Pictures aside, write out every record exactly as it appears.
.....
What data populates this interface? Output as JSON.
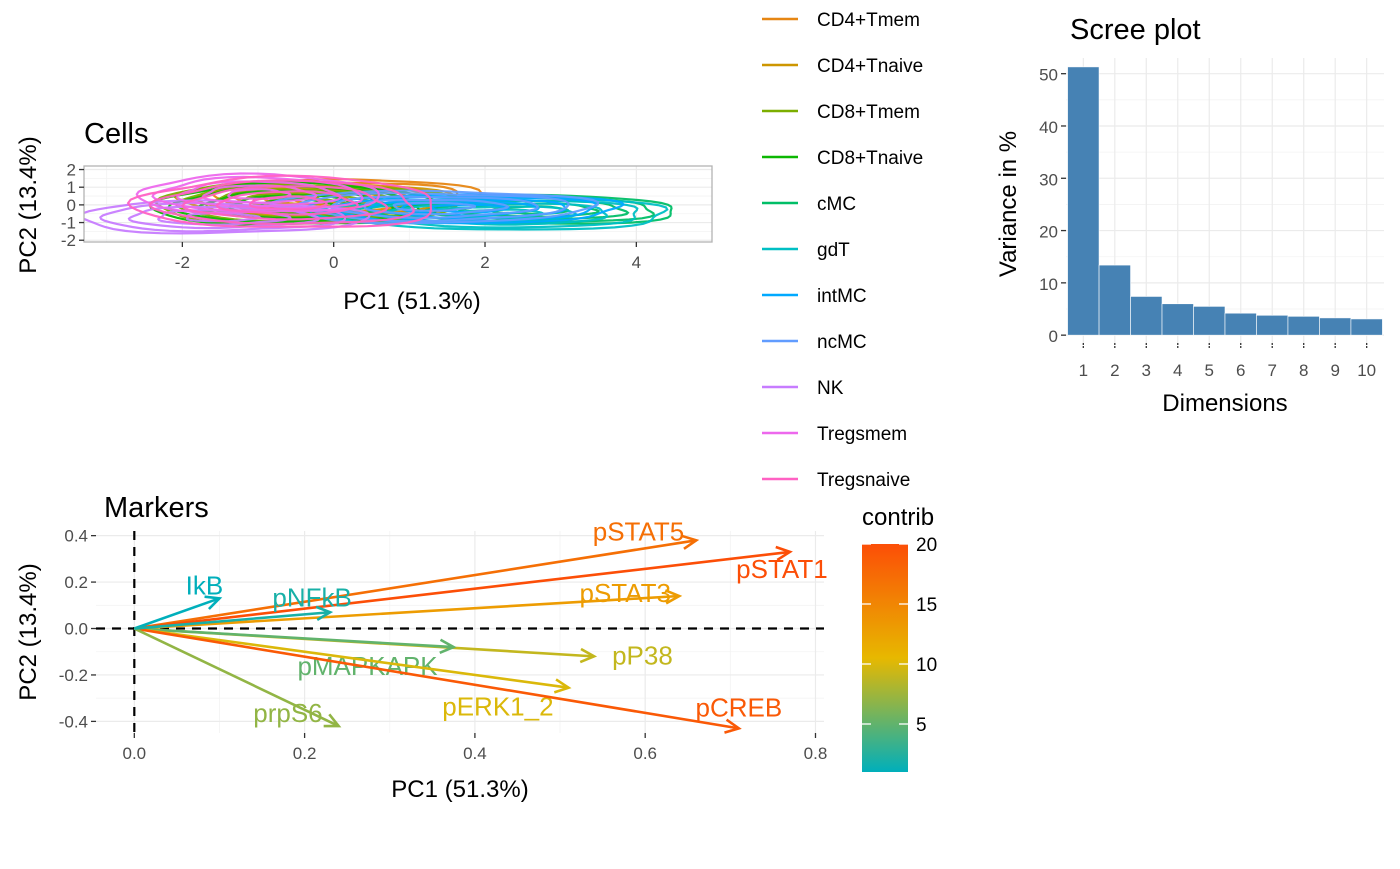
{
  "chart_data": [
    {
      "type": "contour",
      "title": "Cells",
      "xlabel": "PC1 (51.3%)",
      "ylabel": "PC2 (13.4%)",
      "xlim": [
        -3.3,
        5.0
      ],
      "ylim": [
        -2.1,
        2.2
      ],
      "x_ticks": [
        -2,
        0,
        2,
        4
      ],
      "y_ticks": [
        -2,
        -1,
        0,
        1,
        2
      ],
      "grid": true,
      "legend_position": "right",
      "series": [
        {
          "name": "CD4+Tmem",
          "color": "#E68613",
          "center": [
            0.2,
            0.4
          ],
          "spread": [
            1.7,
            1.2
          ]
        },
        {
          "name": "CD4+Tnaive",
          "color": "#CD9600",
          "center": [
            -0.3,
            0.3
          ],
          "spread": [
            1.8,
            1.1
          ]
        },
        {
          "name": "CD8+Tmem",
          "color": "#7CAE00",
          "center": [
            -0.4,
            0.1
          ],
          "spread": [
            2.0,
            1.3
          ]
        },
        {
          "name": "CD8+Tnaive",
          "color": "#0CB702",
          "center": [
            -0.5,
            0.0
          ],
          "spread": [
            1.9,
            1.3
          ]
        },
        {
          "name": "cMC",
          "color": "#00BE67",
          "center": [
            2.6,
            -0.3
          ],
          "spread": [
            2.0,
            0.9
          ]
        },
        {
          "name": "gdT",
          "color": "#00BFC4",
          "center": [
            2.2,
            -0.5
          ],
          "spread": [
            2.3,
            1.0
          ]
        },
        {
          "name": "intMC",
          "color": "#00A9FF",
          "center": [
            1.8,
            -0.2
          ],
          "spread": [
            2.0,
            0.9
          ]
        },
        {
          "name": "ncMC",
          "color": "#619CFF",
          "center": [
            1.3,
            -0.1
          ],
          "spread": [
            2.1,
            1.0
          ]
        },
        {
          "name": "NK",
          "color": "#C77CFF",
          "center": [
            -1.5,
            -0.7
          ],
          "spread": [
            1.9,
            1.0
          ]
        },
        {
          "name": "Tregsmem",
          "color": "#ED68ED",
          "center": [
            -1.0,
            0.6
          ],
          "spread": [
            1.6,
            1.2
          ]
        },
        {
          "name": "Tregsnaive",
          "color": "#FF61C3",
          "center": [
            -0.6,
            0.1
          ],
          "spread": [
            2.0,
            1.6
          ]
        }
      ]
    },
    {
      "type": "scatter",
      "subtype": "biplot-arrows",
      "title": "Markers",
      "xlabel": "PC1 (51.3%)",
      "ylabel": "PC2 (13.4%)",
      "xlim": [
        -0.045,
        0.81
      ],
      "ylim": [
        -0.45,
        0.42
      ],
      "x_ticks": [
        0.0,
        0.2,
        0.4,
        0.6,
        0.8
      ],
      "x_tick_labels": [
        "0.0",
        "0.2",
        "0.4",
        "0.6",
        "0.8"
      ],
      "y_ticks": [
        -0.4,
        -0.2,
        0.0,
        0.2,
        0.4
      ],
      "y_tick_labels": [
        "-0.4",
        "-0.2",
        "0.0",
        "0.2",
        "0.4"
      ],
      "grid": true,
      "legend_position": "right",
      "color_legend": {
        "title": "contrib",
        "min": 1,
        "max": 20,
        "ticks": [
          5,
          10,
          15,
          20
        ],
        "palette": [
          "#00AFBB",
          "#E7B800",
          "#FC4E07"
        ]
      },
      "arrows": [
        {
          "name": "pSTAT5",
          "x": 0.66,
          "y": 0.38,
          "contrib": 17
        },
        {
          "name": "pSTAT1",
          "x": 0.77,
          "y": 0.33,
          "contrib": 20
        },
        {
          "name": "pSTAT3",
          "x": 0.64,
          "y": 0.14,
          "contrib": 13
        },
        {
          "name": "pP38",
          "x": 0.54,
          "y": -0.12,
          "contrib": 9
        },
        {
          "name": "pMAPKAPK",
          "x": 0.375,
          "y": -0.08,
          "contrib": 5
        },
        {
          "name": "pERK1_2",
          "x": 0.51,
          "y": -0.255,
          "contrib": 10
        },
        {
          "name": "pCREB",
          "x": 0.71,
          "y": -0.43,
          "contrib": 19
        },
        {
          "name": "prpS6",
          "x": 0.24,
          "y": -0.42,
          "contrib": 7
        },
        {
          "name": "IkB",
          "x": 0.1,
          "y": 0.13,
          "contrib": 1
        },
        {
          "name": "pNFkB",
          "x": 0.23,
          "y": 0.07,
          "contrib": 2
        }
      ]
    },
    {
      "type": "bar",
      "title": "Scree plot",
      "xlabel": "Dimensions",
      "ylabel": "Variance in %",
      "categories": [
        "1",
        "2",
        "3",
        "4",
        "5",
        "6",
        "7",
        "8",
        "9",
        "10"
      ],
      "values": [
        51.3,
        13.4,
        7.4,
        6.0,
        5.5,
        4.2,
        3.8,
        3.6,
        3.3,
        3.1
      ],
      "ylim": [
        -1.5,
        53
      ],
      "y_ticks": [
        0,
        10,
        20,
        30,
        40,
        50
      ],
      "color": "#4682B4",
      "grid": true
    }
  ]
}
.....
▶ _Exercise solution_
What data populates this interface? Output as JSON.
{
  "chart_data": [
    {
      "type": "contour",
      "title": "Cells",
      "xlabel": "PC1 (51.3%)",
      "ylabel": "PC2 (13.4%)",
      "xlim": [
        -3.3,
        5.0
      ],
      "ylim": [
        -2.1,
        2.2
      ],
      "x_ticks": [
        -2,
        0,
        2,
        4
      ],
      "y_ticks": [
        -2,
        -1,
        0,
        1,
        2
      ],
      "grid": true,
      "legend_position": "right",
      "series": [
        {
          "name": "CD4+Tmem",
          "color": "#E68613",
          "center": [
            0.2,
            0.4
          ],
          "spread": [
            1.7,
            1.2
          ]
        },
        {
          "name": "CD4+Tnaive",
          "color": "#CD9600",
          "center": [
            -0.3,
            0.3
          ],
          "spread": [
            1.8,
            1.1
          ]
        },
        {
          "name": "CD8+Tmem",
          "color": "#7CAE00",
          "center": [
            -0.4,
            0.1
          ],
          "spread": [
            2.0,
            1.3
          ]
        },
        {
          "name": "CD8+Tnaive",
          "color": "#0CB702",
          "center": [
            -0.5,
            0.0
          ],
          "spread": [
            1.9,
            1.3
          ]
        },
        {
          "name": "cMC",
          "color": "#00BE67",
          "center": [
            2.6,
            -0.3
          ],
          "spread": [
            2.0,
            0.9
          ]
        },
        {
          "name": "gdT",
          "color": "#00BFC4",
          "center": [
            2.2,
            -0.5
          ],
          "spread": [
            2.3,
            1.0
          ]
        },
        {
          "name": "intMC",
          "color": "#00A9FF",
          "center": [
            1.8,
            -0.2
          ],
          "spread": [
            2.0,
            0.9
          ]
        },
        {
          "name": "ncMC",
          "color": "#619CFF",
          "center": [
            1.3,
            -0.1
          ],
          "spread": [
            2.1,
            1.0
          ]
        },
        {
          "name": "NK",
          "color": "#C77CFF",
          "center": [
            -1.5,
            -0.7
          ],
          "spread": [
            1.9,
            1.0
          ]
        },
        {
          "name": "Tregsmem",
          "color": "#ED68ED",
          "center": [
            -1.0,
            0.6
          ],
          "spread": [
            1.6,
            1.2
          ]
        },
        {
          "name": "Tregsnaive",
          "color": "#FF61C3",
          "center": [
            -0.6,
            0.1
          ],
          "spread": [
            2.0,
            1.6
          ]
        }
      ]
    },
    {
      "type": "scatter",
      "subtype": "biplot-arrows",
      "title": "Markers",
      "xlabel": "PC1 (51.3%)",
      "ylabel": "PC2 (13.4%)",
      "xlim": [
        -0.045,
        0.81
      ],
      "ylim": [
        -0.45,
        0.42
      ],
      "x_ticks": [
        0.0,
        0.2,
        0.4,
        0.6,
        0.8
      ],
      "x_tick_labels": [
        "0.0",
        "0.2",
        "0.4",
        "0.6",
        "0.8"
      ],
      "y_ticks": [
        -0.4,
        -0.2,
        0.0,
        0.2,
        0.4
      ],
      "y_tick_labels": [
        "-0.4",
        "-0.2",
        "0.0",
        "0.2",
        "0.4"
      ],
      "grid": true,
      "legend_position": "right",
      "color_legend": {
        "title": "contrib",
        "min": 1,
        "max": 20,
        "ticks": [
          5,
          10,
          15,
          20
        ],
        "palette": [
          "#00AFBB",
          "#E7B800",
          "#FC4E07"
        ]
      },
      "arrows": [
        {
          "name": "pSTAT5",
          "x": 0.66,
          "y": 0.38,
          "contrib": 17
        },
        {
          "name": "pSTAT1",
          "x": 0.77,
          "y": 0.33,
          "contrib": 20
        },
        {
          "name": "pSTAT3",
          "x": 0.64,
          "y": 0.14,
          "contrib": 13
        },
        {
          "name": "pP38",
          "x": 0.54,
          "y": -0.12,
          "contrib": 9
        },
        {
          "name": "pMAPKAPK",
          "x": 0.375,
          "y": -0.08,
          "contrib": 5
        },
        {
          "name": "pERK1_2",
          "x": 0.51,
          "y": -0.255,
          "contrib": 10
        },
        {
          "name": "pCREB",
          "x": 0.71,
          "y": -0.43,
          "contrib": 19
        },
        {
          "name": "prpS6",
          "x": 0.24,
          "y": -0.42,
          "contrib": 7
        },
        {
          "name": "IkB",
          "x": 0.1,
          "y": 0.13,
          "contrib": 1
        },
        {
          "name": "pNFkB",
          "x": 0.23,
          "y": 0.07,
          "contrib": 2
        }
      ]
    },
    {
      "type": "bar",
      "title": "Scree plot",
      "xlabel": "Dimensions",
      "ylabel": "Variance in %",
      "categories": [
        "1",
        "2",
        "3",
        "4",
        "5",
        "6",
        "7",
        "8",
        "9",
        "10"
      ],
      "values": [
        51.3,
        13.4,
        7.4,
        6.0,
        5.5,
        4.2,
        3.8,
        3.6,
        3.3,
        3.1
      ],
      "ylim": [
        -1.5,
        53
      ],
      "y_ticks": [
        0,
        10,
        20,
        30,
        40,
        50
      ],
      "color": "#4682B4",
      "grid": true
    }
  ]
}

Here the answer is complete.